-- GOAL --
Reproduce the following lines word for word, starting at the first line and ending with the line that contains "- cell-r4c6[interactable]: 5: [201, 125, 241, 166]", both included.

##############################

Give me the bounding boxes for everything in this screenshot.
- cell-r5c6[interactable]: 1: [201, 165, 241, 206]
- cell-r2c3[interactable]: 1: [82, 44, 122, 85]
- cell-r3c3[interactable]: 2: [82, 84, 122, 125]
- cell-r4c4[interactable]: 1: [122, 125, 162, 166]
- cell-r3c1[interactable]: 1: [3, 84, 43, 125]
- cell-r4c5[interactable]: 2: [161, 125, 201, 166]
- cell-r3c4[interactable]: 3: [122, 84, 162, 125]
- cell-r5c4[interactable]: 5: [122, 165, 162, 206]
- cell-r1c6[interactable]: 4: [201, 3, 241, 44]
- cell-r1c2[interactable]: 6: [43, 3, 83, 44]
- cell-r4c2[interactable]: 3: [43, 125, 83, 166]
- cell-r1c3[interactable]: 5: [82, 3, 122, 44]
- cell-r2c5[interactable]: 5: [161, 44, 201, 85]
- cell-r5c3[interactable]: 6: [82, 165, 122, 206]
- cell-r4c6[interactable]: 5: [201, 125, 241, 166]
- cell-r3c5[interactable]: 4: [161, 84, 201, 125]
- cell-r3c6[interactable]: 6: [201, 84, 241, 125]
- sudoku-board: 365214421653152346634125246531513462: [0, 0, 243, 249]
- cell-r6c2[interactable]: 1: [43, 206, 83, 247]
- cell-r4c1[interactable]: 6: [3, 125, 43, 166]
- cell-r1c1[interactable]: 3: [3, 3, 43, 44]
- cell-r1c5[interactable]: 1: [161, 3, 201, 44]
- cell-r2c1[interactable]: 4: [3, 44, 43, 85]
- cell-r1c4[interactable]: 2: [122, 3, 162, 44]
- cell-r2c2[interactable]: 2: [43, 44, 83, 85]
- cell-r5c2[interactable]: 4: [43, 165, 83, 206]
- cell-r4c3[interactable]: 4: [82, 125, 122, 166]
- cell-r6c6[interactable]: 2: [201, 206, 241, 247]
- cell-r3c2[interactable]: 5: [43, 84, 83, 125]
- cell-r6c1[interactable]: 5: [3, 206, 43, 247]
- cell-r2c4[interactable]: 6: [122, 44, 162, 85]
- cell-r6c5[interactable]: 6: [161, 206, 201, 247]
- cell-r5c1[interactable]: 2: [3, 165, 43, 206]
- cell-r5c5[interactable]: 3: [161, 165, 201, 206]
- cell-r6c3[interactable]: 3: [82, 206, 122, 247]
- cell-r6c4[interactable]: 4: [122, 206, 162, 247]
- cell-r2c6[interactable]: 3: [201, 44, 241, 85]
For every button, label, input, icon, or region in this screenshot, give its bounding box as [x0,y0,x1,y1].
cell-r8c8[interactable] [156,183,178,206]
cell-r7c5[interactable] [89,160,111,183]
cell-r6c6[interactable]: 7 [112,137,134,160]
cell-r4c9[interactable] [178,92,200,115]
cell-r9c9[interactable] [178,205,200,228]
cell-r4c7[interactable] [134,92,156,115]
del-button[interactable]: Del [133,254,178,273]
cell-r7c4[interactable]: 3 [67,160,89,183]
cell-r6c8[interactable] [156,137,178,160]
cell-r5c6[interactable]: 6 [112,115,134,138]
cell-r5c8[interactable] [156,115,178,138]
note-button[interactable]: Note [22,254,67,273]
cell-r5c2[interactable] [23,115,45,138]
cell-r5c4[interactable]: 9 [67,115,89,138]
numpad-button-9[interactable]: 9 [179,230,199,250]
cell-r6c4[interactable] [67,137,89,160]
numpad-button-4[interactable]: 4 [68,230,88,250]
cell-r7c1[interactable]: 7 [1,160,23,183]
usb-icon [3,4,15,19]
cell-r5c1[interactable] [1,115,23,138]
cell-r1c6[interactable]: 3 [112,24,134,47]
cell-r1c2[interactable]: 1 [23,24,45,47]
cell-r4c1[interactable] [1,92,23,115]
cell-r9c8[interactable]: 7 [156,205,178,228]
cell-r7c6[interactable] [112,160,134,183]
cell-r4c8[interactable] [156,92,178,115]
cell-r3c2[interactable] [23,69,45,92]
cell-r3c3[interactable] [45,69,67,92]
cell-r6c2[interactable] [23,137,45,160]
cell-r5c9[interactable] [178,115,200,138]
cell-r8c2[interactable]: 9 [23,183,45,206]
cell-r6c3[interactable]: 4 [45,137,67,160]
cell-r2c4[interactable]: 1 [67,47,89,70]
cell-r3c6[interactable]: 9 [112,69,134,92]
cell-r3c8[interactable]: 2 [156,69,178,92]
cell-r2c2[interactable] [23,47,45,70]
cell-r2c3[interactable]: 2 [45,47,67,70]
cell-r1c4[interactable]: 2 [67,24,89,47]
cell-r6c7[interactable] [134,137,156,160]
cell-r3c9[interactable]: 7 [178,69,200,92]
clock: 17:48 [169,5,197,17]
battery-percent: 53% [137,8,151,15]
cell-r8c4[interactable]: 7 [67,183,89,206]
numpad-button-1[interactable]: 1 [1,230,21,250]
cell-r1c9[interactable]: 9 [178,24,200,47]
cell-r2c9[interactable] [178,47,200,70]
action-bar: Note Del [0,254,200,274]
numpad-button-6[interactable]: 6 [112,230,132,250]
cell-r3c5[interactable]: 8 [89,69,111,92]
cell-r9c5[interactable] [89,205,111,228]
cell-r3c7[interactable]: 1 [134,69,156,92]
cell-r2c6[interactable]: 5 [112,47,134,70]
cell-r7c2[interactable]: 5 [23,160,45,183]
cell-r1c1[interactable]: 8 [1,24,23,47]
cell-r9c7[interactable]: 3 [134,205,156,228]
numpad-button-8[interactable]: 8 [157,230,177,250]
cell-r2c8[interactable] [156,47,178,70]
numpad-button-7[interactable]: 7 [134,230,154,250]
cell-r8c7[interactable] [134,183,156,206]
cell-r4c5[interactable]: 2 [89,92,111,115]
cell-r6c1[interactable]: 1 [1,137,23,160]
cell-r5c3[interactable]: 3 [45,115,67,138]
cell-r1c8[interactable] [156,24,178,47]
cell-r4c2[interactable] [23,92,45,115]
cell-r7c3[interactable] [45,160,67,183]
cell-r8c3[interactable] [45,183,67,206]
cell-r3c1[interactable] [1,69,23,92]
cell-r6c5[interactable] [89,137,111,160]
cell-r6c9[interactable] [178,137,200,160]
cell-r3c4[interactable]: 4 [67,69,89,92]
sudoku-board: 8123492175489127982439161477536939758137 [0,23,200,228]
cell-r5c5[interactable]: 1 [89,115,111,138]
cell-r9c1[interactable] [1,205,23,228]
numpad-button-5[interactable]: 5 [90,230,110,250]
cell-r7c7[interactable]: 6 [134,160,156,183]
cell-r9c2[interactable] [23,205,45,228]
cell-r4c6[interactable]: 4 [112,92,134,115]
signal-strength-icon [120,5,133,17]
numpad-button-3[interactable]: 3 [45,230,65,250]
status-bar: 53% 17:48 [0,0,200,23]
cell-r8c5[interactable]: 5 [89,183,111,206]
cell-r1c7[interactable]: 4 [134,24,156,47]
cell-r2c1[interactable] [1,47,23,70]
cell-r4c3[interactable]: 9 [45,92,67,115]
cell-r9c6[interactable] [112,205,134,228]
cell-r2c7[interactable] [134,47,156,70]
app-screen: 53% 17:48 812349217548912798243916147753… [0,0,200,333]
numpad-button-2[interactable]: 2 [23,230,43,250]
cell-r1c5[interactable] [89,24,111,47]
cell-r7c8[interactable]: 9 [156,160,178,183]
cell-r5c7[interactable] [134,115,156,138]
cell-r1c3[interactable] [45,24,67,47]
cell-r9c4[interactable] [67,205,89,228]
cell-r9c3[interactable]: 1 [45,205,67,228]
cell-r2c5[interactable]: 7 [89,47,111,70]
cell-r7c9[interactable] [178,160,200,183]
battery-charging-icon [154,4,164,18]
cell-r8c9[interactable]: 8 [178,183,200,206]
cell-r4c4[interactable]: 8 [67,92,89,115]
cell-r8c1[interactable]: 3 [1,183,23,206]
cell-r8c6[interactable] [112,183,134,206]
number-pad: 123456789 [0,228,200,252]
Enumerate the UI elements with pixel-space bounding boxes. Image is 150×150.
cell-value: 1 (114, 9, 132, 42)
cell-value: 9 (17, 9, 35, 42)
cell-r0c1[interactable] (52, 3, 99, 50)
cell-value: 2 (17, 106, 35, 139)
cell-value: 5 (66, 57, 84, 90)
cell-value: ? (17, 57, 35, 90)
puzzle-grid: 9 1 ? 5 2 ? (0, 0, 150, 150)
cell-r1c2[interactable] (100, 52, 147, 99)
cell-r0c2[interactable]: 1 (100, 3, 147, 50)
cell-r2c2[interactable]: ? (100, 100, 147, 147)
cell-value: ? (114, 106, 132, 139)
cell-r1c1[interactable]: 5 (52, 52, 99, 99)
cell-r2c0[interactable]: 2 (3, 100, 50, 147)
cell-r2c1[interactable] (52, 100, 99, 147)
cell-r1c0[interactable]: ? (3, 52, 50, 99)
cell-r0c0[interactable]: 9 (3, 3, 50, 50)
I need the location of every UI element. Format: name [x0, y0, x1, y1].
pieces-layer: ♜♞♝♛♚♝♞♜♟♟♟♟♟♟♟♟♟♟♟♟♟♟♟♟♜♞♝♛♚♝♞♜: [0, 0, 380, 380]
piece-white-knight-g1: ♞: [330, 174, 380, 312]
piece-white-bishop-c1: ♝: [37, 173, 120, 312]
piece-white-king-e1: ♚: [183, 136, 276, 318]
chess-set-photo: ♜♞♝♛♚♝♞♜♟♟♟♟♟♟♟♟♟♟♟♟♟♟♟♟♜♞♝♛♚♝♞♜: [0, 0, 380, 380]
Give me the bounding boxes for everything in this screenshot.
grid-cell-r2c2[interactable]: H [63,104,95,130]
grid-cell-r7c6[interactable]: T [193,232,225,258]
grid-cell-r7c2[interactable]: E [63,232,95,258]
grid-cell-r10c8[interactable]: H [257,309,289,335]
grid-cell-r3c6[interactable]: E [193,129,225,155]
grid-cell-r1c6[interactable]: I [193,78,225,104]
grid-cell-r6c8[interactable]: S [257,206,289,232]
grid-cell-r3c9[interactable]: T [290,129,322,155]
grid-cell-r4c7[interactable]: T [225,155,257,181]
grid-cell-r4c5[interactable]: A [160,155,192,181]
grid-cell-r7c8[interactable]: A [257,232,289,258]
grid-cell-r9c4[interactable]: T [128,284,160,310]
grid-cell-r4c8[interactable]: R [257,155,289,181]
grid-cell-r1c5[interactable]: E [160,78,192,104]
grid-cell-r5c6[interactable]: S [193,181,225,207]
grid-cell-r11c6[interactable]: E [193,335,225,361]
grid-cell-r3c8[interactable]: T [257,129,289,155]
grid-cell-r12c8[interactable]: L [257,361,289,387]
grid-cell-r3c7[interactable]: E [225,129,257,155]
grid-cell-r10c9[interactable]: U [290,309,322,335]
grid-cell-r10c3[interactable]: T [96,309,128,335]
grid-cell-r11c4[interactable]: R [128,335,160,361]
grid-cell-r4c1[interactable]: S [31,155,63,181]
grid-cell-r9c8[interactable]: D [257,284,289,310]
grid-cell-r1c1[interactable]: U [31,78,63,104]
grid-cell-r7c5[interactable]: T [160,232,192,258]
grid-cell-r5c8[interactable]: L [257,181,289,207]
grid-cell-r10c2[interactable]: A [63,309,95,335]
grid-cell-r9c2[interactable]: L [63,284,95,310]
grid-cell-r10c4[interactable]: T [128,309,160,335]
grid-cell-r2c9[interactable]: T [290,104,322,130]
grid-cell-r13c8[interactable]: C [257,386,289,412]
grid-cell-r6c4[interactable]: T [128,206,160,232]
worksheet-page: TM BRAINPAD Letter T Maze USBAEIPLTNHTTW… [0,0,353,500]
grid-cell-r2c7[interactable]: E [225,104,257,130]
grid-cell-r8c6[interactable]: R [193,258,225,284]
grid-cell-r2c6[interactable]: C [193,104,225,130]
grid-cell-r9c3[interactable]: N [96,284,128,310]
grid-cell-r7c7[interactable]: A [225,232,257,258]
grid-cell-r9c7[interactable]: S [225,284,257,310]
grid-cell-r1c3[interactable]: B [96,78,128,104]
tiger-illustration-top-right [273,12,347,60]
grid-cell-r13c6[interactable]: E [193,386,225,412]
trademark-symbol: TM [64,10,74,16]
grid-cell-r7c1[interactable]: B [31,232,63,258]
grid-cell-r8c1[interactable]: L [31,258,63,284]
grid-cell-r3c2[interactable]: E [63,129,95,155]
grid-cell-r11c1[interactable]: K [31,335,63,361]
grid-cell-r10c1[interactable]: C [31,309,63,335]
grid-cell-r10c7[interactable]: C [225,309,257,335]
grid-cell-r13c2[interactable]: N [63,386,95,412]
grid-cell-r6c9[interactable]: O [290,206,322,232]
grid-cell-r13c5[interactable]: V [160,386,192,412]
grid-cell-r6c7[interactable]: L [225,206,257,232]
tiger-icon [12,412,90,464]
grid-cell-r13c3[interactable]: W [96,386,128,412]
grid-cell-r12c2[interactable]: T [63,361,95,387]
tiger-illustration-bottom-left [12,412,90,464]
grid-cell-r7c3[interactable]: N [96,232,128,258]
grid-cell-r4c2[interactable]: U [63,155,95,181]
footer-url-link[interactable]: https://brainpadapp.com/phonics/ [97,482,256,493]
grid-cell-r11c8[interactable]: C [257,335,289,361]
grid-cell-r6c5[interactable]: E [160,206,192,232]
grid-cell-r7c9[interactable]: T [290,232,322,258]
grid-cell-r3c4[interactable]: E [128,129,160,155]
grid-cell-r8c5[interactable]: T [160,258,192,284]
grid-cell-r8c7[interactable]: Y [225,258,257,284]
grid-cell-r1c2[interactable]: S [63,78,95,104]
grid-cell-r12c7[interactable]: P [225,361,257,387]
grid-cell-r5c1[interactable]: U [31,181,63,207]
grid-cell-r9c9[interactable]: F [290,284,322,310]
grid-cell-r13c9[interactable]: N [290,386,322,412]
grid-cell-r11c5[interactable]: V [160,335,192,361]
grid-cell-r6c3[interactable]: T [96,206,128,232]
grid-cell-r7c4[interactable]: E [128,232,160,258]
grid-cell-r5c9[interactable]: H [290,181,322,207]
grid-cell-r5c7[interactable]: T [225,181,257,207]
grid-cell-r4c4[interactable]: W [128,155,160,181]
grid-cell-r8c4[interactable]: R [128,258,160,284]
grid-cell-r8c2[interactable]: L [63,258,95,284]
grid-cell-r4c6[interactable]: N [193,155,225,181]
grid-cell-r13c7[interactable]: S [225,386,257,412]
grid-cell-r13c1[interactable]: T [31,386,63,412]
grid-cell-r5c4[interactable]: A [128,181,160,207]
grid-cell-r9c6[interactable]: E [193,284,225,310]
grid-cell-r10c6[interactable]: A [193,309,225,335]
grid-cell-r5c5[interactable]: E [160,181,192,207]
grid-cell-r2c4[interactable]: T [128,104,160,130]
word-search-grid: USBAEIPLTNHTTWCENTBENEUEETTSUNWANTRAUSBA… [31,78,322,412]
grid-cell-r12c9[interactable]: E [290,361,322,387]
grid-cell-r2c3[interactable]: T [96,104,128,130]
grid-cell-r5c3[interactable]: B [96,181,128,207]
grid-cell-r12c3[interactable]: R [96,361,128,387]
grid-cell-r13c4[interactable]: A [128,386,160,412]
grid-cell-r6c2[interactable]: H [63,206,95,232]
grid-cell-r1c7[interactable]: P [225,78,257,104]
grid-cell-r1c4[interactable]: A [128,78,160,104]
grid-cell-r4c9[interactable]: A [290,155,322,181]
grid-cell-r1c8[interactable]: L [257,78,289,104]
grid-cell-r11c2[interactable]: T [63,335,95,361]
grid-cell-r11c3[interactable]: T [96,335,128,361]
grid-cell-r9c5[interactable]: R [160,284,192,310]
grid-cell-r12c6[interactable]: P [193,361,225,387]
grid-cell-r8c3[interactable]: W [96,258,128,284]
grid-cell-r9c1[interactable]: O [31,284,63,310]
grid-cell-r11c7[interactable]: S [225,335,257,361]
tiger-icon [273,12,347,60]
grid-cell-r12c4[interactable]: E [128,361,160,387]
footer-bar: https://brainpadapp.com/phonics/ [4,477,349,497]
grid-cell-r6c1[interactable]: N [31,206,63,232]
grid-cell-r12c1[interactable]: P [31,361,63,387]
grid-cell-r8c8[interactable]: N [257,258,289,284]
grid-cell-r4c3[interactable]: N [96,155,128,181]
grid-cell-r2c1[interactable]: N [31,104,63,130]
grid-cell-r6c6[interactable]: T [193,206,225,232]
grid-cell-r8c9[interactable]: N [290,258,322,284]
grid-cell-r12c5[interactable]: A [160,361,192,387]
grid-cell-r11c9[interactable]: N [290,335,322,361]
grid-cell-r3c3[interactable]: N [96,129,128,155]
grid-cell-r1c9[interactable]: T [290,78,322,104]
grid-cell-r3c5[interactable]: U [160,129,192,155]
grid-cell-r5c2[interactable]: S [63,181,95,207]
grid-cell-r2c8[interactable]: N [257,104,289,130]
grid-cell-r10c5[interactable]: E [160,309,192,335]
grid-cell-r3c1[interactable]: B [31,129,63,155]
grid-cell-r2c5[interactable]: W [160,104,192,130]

##############################

-- THE COMPLETED TASK --
Give me the bounding boxes for everything in this screenshot.
- cell-r5c6[interactable]: 1: [201, 165, 241, 206]
- cell-r2c3[interactable]: 1: [82, 44, 122, 85]
- cell-r3c3[interactable]: 2: [82, 84, 122, 125]
- cell-r4c4[interactable]: 1: [122, 125, 162, 166]
- cell-r3c1[interactable]: 1: [3, 84, 43, 125]
- cell-r4c5[interactable]: 2: [161, 125, 201, 166]
- cell-r3c4[interactable]: 3: [122, 84, 162, 125]
- cell-r5c4[interactable]: 5: [122, 165, 162, 206]
- cell-r1c6[interactable]: 4: [201, 3, 241, 44]
- cell-r1c2[interactable]: 6: [43, 3, 83, 44]
- cell-r4c2[interactable]: 3: [43, 125, 83, 166]
- cell-r1c3[interactable]: 5: [82, 3, 122, 44]
- cell-r2c5[interactable]: 5: [161, 44, 201, 85]
- cell-r5c3[interactable]: 6: [82, 165, 122, 206]
- cell-r4c6[interactable]: 5: [201, 125, 241, 166]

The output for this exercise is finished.